#### TASK DIRECTIONS:
What lines of the data hold the string "Quick"? Pull each one out.

Stored entries:
*****

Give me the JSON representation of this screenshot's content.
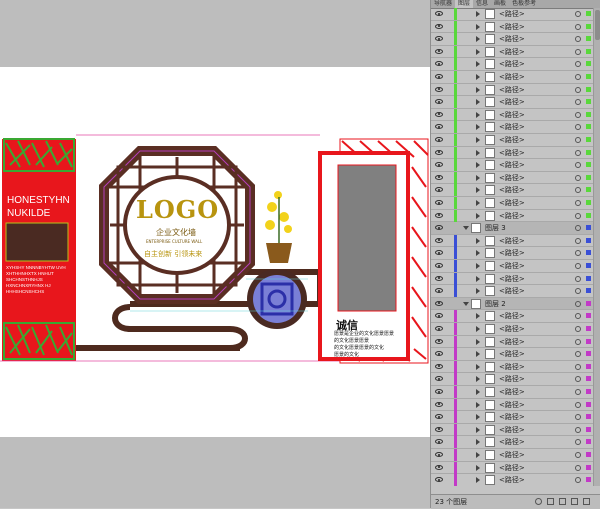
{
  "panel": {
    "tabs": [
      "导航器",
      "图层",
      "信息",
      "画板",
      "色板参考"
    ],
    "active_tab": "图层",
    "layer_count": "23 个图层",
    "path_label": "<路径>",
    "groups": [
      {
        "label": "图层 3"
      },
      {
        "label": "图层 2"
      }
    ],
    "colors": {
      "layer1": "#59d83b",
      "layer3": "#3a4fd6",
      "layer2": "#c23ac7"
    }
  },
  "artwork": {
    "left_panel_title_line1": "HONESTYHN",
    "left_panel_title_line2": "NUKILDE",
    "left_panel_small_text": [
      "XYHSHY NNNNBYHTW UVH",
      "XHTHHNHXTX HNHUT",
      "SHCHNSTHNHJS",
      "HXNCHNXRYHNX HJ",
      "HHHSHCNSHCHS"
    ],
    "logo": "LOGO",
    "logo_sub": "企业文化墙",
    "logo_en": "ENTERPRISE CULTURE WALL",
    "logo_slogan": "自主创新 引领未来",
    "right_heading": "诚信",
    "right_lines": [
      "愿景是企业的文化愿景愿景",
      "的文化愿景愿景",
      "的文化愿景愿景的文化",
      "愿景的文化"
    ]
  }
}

*****

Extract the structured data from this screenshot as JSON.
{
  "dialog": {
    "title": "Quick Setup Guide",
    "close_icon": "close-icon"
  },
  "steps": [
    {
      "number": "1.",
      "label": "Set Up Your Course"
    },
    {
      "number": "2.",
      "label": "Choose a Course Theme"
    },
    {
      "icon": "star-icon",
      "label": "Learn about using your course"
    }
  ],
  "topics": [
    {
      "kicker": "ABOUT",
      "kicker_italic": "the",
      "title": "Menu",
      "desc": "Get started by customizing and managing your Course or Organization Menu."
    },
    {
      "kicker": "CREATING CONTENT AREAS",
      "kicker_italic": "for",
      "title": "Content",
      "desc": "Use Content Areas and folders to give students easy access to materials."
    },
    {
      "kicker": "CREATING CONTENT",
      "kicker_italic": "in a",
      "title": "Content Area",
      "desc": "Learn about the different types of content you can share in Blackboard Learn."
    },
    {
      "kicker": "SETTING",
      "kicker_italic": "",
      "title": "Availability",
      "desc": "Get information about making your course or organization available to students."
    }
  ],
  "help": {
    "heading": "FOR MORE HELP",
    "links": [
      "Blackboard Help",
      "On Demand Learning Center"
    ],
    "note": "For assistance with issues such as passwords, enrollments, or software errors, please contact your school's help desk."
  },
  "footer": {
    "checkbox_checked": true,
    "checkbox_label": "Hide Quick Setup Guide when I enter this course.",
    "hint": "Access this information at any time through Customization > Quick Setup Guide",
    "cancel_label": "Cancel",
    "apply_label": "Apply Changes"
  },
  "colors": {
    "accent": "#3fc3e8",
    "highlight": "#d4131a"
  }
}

*****

#### EXERCISE RESULT:
    "title": "Quick Setup Guide",
    "checkbox_label": "Hide Quick Setup Guide when I enter this course.",
    "hint": "Access this information at any time through Customization > Quick Setup Guide",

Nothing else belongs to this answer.